### Given task
Output the data below in full, byte for byte. Nothing may differ.

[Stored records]
####################
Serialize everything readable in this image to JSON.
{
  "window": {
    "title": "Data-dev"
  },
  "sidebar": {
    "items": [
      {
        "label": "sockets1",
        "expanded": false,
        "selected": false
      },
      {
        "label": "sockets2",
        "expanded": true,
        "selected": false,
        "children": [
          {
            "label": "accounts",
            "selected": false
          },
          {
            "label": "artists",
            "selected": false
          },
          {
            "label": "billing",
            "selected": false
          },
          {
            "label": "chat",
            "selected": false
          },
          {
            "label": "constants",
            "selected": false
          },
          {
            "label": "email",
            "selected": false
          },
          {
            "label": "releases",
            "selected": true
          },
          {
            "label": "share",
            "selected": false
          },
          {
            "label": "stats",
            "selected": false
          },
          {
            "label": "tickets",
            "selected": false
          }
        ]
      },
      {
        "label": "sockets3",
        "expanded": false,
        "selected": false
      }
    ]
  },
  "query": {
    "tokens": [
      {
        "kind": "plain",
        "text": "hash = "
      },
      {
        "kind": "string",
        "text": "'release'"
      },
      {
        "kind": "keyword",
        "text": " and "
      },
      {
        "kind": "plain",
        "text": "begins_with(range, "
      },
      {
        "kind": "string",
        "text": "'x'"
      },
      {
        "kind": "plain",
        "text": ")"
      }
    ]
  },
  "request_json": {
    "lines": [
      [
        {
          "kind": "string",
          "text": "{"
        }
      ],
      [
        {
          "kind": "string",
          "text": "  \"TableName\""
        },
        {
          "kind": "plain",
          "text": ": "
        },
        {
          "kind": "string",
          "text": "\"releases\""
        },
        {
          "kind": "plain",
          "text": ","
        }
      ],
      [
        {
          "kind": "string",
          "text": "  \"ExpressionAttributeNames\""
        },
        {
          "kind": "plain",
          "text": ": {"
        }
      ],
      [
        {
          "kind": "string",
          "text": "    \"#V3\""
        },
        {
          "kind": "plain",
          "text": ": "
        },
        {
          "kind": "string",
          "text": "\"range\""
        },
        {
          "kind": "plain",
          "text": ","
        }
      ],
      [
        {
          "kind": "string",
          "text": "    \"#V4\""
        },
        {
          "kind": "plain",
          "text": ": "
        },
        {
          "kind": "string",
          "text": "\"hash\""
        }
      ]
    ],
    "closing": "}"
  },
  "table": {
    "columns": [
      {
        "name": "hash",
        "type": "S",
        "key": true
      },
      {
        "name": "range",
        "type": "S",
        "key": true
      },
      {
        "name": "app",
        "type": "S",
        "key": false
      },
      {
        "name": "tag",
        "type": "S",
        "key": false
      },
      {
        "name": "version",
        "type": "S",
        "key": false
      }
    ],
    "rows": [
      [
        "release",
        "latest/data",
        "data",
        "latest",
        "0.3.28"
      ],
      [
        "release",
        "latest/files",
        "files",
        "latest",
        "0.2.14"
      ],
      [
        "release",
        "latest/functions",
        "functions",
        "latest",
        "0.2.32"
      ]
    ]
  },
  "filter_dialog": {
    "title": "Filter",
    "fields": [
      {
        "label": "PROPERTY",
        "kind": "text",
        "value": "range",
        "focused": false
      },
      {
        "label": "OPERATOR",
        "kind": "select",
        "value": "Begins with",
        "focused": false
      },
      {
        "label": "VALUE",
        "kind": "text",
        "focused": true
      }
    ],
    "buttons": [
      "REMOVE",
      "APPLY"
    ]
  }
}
####################
### Solved problem
Serialize everything readable in this image to JSON.
{
  "window": {
    "title": "Data-dev"
  },
  "sidebar": {
    "items": [
      {
        "label": "sockets1",
        "expanded": false,
        "selected": false
      },
      {
        "label": "sockets2",
        "expanded": true,
        "selected": false,
        "children": [
          {
            "label": "accounts",
            "selected": false
          },
          {
            "label": "artists",
            "selected": false
          },
          {
            "label": "billing",
            "selected": false
          },
          {
            "label": "chat",
            "selected": false
          },
          {
            "label": "constants",
            "selected": false
          },
          {
            "label": "email",
            "selected": false
          },
          {
            "label": "releases",
            "selected": true
          },
          {
            "label": "share",
            "selected": false
          },
          {
            "label": "stats",
            "selected": false
          },
          {
            "label": "tickets",
            "selected": false
          }
        ]
      },
      {
        "label": "sockets3",
        "expanded": false,
        "selected": false
      }
    ]
  },
  "query": {
    "tokens": [
      {
        "kind": "plain",
        "text": "hash = "
      },
      {
        "kind": "string",
        "text": "'release'"
      },
      {
        "kind": "keyword",
        "text": " and "
      },
      {
        "kind": "plain",
        "text": "begins_with(range, "
      },
      {
        "kind": "string",
        "text": "'x'"
      },
      {
        "kind": "plain",
        "text": ")"
      }
    ]
  },
  "request_json": {
    "lines": [
      [
        {
          "kind": "string",
          "text": "{"
        }
      ],
      [
        {
          "kind": "string",
          "text": "  \"TableName\""
        },
        {
          "kind": "plain",
          "text": ": "
        },
        {
          "kind": "string",
          "text": "\"releases\""
        },
        {
          "kind": "plain",
          "text": ","
        }
      ],
      [
        {
          "kind": "string",
          "text": "  \"ExpressionAttributeNames\""
        },
        {
          "kind": "plain",
          "text": ": {"
        }
      ],
      [
        {
          "kind": "string",
          "text": "    \"#V3\""
        },
        {
          "kind": "plain",
          "text": ": "
        },
        {
          "kind": "string",
          "text": "\"range\""
        },
        {
          "kind": "plain",
          "text": ","
        }
      ],
      [
        {
          "kind": "string",
          "text": "    \"#V4\""
        },
        {
          "kind": "plain",
          "text": ": "
        },
        {
          "kind": "string",
          "text": "\"hash\""
        }
      ]
    ],
    "closing": "}"
  },
  "table": {
    "columns": [
      {
        "name": "hash",
        "type": "S",
        "key": true
      },
      {
        "name": "range",
        "type": "S",
        "key": true
      },
      {
        "name": "app",
        "type": "S",
        "key": false
      },
      {
        "name": "tag",
        "type": "S",
        "key": false
      },
      {
        "name": "version",
        "type": "S",
        "key": false
      }
    ],
    "rows": [
      [
        "release",
        "latest/data",
        "data",
        "latest",
        "0.3.28"
      ],
      [
        "release",
        "latest/files",
        "files",
        "latest",
        "0.2.14"
      ],
      [
        "release",
        "latest/functions",
        "functions",
        "latest",
        "0.2.32"
      ]
    ]
  },
  "filter_dialog": {
    "title": "Filter",
    "fields": [
      {
        "label": "PROPERTY",
        "kind": "text",
        "value": "range",
        "focused": false
      },
      {
        "label": "OPERATOR",
        "kind": "select",
        "value": "Begins with",
        "focused": false
      },
      {
        "label": "VALUE",
        "kind": "text",
        "focused": true
      }
    ],
    "buttons": [
      "REMOVE",
      "APPLY"
    ]
  }
}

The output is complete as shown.